- _Given instruction_
Give the number of lines in this listing that contain "options", with no other words.

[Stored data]
"""
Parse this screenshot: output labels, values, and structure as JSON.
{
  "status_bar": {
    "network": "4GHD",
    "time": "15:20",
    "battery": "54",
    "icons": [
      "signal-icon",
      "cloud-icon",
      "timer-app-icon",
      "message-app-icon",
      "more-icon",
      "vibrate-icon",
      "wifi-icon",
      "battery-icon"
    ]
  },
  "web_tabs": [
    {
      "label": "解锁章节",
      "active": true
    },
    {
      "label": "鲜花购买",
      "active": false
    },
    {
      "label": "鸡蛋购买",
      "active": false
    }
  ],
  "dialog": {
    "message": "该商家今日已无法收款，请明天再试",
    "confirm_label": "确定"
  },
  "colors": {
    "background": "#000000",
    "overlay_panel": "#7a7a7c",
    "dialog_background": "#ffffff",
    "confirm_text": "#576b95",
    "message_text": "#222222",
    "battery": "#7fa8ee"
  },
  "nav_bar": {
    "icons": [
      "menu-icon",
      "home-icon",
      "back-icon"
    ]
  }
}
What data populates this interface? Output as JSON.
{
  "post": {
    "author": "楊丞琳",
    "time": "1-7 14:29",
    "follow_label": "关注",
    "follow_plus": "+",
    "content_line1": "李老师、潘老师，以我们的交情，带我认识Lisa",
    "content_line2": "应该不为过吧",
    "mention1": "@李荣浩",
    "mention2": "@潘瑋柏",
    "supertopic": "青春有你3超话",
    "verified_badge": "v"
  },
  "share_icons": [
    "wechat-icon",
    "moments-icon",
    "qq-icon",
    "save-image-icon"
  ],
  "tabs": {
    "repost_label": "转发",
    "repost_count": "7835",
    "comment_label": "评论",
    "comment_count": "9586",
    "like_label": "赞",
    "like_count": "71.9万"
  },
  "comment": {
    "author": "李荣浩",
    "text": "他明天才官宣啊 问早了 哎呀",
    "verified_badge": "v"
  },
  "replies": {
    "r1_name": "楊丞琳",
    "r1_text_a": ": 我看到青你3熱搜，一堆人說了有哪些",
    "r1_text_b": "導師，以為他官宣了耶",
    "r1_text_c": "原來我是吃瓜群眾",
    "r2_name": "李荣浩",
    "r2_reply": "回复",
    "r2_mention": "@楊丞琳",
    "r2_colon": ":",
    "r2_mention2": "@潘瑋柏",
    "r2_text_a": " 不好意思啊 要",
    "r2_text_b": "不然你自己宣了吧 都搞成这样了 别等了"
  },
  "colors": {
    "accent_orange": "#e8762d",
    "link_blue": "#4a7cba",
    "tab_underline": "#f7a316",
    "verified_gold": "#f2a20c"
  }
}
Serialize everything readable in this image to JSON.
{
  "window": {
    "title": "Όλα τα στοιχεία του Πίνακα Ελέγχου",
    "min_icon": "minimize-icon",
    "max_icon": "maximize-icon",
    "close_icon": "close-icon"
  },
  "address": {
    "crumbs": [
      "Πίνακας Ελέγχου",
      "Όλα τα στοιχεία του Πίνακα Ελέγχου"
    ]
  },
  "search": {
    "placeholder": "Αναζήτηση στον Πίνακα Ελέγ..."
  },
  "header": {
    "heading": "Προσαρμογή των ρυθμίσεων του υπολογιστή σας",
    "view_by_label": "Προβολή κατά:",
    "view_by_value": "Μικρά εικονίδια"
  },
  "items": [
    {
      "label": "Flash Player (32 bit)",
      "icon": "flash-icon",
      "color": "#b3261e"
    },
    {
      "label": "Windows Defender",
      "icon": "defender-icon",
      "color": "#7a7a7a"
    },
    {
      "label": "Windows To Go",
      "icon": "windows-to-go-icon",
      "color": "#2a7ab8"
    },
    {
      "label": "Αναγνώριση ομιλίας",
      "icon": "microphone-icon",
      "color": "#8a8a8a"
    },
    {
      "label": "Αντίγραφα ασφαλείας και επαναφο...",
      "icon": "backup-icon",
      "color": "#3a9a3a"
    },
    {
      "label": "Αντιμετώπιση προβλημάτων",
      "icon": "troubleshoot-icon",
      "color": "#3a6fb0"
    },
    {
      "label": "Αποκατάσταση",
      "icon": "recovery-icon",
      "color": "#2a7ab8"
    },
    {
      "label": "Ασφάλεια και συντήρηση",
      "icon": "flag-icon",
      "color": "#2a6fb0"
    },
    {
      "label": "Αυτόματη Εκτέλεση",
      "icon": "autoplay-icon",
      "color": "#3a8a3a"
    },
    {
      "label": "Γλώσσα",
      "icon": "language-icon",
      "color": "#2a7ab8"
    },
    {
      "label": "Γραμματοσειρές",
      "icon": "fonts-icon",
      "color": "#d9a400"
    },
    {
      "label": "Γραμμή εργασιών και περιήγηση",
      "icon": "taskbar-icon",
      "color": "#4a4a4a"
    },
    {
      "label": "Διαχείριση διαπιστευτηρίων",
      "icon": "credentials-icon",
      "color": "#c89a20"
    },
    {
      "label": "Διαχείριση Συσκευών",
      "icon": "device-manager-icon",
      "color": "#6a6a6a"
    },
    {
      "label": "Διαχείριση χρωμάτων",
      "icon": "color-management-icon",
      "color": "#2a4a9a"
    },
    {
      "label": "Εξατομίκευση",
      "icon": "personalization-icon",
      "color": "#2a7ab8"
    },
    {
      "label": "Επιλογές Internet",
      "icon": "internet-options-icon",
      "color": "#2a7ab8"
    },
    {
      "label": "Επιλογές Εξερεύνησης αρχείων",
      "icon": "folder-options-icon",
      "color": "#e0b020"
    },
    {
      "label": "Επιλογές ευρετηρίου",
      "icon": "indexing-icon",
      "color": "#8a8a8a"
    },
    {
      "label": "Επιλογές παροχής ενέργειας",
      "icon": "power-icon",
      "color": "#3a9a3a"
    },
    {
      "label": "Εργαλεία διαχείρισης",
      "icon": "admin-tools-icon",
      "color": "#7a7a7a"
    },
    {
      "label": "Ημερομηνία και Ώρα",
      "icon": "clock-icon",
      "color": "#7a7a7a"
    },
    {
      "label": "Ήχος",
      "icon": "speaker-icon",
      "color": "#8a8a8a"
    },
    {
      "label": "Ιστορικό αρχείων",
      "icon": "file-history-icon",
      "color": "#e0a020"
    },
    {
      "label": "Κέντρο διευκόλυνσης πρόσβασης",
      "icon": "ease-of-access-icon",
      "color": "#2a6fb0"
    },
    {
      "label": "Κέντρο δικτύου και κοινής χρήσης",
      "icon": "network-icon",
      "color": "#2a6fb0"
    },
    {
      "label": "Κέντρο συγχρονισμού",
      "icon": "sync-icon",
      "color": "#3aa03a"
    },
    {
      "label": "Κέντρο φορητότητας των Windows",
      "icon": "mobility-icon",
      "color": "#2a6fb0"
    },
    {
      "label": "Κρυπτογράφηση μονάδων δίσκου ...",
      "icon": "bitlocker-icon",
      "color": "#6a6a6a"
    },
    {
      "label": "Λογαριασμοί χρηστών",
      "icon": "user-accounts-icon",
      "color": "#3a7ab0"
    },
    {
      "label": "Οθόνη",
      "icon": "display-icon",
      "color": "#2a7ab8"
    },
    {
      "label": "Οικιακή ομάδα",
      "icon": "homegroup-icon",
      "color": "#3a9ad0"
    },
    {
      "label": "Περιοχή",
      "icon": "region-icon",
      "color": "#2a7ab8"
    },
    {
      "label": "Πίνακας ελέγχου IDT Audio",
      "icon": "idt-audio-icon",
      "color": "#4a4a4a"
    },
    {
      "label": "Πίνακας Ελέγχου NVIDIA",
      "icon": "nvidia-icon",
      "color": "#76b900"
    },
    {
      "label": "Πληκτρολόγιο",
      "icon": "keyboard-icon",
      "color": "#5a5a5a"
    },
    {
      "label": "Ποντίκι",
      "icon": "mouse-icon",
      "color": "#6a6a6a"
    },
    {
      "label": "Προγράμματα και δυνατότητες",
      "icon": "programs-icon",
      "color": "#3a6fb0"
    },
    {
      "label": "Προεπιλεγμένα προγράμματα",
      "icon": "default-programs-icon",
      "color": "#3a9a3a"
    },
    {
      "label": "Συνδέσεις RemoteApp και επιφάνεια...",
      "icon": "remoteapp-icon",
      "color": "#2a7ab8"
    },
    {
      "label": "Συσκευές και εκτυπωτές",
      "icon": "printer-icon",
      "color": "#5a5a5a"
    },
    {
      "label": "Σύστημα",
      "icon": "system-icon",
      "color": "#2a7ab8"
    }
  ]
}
"""
- _Finished exercise_
2